§ Material provided:
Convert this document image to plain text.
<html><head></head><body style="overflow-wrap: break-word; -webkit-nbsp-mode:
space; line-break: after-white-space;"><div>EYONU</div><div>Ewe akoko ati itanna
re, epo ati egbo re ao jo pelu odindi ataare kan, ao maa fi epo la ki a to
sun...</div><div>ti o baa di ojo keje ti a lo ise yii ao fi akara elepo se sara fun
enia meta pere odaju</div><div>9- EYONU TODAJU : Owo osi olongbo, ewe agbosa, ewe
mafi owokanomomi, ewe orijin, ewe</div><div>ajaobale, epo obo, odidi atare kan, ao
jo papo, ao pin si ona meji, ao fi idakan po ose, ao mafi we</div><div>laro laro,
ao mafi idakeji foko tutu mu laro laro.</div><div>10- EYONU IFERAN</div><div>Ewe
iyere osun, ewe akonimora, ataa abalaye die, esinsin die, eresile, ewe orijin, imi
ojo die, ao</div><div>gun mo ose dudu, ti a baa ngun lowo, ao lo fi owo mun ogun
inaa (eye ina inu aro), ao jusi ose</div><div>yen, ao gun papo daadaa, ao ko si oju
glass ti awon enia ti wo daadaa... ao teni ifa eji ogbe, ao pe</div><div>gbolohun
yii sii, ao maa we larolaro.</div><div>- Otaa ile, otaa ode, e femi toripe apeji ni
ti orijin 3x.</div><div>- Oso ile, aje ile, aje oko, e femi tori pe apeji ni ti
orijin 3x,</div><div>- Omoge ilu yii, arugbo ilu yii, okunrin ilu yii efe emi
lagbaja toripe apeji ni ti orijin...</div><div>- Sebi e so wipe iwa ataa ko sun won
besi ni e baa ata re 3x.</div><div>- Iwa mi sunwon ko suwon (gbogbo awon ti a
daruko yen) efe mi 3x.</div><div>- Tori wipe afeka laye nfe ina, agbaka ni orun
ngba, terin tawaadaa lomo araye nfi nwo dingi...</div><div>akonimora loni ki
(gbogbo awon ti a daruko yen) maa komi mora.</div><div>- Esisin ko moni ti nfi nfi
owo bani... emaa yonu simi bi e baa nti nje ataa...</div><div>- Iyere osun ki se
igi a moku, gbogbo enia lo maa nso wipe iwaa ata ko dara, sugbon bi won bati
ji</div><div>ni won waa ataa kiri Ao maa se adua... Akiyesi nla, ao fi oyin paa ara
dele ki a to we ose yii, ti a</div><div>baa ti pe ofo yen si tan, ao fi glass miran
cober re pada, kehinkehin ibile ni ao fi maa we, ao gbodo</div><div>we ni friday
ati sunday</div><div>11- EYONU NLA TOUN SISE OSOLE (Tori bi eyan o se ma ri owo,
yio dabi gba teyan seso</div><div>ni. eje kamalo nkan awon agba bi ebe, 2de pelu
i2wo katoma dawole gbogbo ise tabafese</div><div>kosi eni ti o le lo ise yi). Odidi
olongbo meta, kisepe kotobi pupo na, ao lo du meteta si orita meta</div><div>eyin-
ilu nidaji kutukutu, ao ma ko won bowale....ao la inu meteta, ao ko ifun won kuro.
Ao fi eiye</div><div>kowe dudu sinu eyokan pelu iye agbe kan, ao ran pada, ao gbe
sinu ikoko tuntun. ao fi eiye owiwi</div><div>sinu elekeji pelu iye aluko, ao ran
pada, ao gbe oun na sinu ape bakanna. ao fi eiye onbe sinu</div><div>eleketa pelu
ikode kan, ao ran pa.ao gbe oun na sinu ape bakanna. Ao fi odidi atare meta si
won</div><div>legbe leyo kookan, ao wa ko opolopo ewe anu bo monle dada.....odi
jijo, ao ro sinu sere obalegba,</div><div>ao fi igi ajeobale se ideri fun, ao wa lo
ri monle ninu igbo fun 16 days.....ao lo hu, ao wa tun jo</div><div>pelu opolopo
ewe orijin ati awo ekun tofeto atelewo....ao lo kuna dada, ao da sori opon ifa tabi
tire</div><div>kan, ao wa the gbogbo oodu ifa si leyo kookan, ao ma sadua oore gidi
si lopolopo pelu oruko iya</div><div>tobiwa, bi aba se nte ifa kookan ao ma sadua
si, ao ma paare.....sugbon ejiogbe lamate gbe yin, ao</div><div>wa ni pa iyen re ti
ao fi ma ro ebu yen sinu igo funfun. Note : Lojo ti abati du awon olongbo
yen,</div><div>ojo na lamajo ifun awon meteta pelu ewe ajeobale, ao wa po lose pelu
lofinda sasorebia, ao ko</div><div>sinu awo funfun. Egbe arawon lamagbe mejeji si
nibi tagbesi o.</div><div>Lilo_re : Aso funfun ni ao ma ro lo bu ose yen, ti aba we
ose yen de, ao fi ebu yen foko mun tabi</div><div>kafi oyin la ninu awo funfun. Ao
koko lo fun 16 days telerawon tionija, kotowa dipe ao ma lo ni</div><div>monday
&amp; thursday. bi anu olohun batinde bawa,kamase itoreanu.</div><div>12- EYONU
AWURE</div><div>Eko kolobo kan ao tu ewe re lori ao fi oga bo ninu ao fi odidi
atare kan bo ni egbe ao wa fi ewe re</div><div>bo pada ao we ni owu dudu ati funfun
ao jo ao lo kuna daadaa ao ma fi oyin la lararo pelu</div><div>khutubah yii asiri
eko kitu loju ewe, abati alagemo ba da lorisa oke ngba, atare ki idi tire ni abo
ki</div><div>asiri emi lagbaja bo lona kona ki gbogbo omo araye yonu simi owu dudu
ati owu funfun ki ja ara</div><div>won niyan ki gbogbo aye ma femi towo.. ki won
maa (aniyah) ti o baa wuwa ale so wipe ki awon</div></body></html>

§ Prompt:
Take each line containing the string "dudu" and copy it out.

§ Task answer:
ojo die, ao</div><div>gun mo ose dudu, ti a baa ngun lowo, ao lo fi owo mun ogun
Ao fi eiye</div><div>kowe dudu sinu eyokan pelu iye agbe kan, ao ran pada, ao gbe
atare kan bo ni egbe ao wa fi ewe re</div><div>bo pada ao we ni owu dudu ati funfun
ki</div><div>asiri emi lagbaja bo lona kona ki gbogbo omo araye yonu simi owu dudu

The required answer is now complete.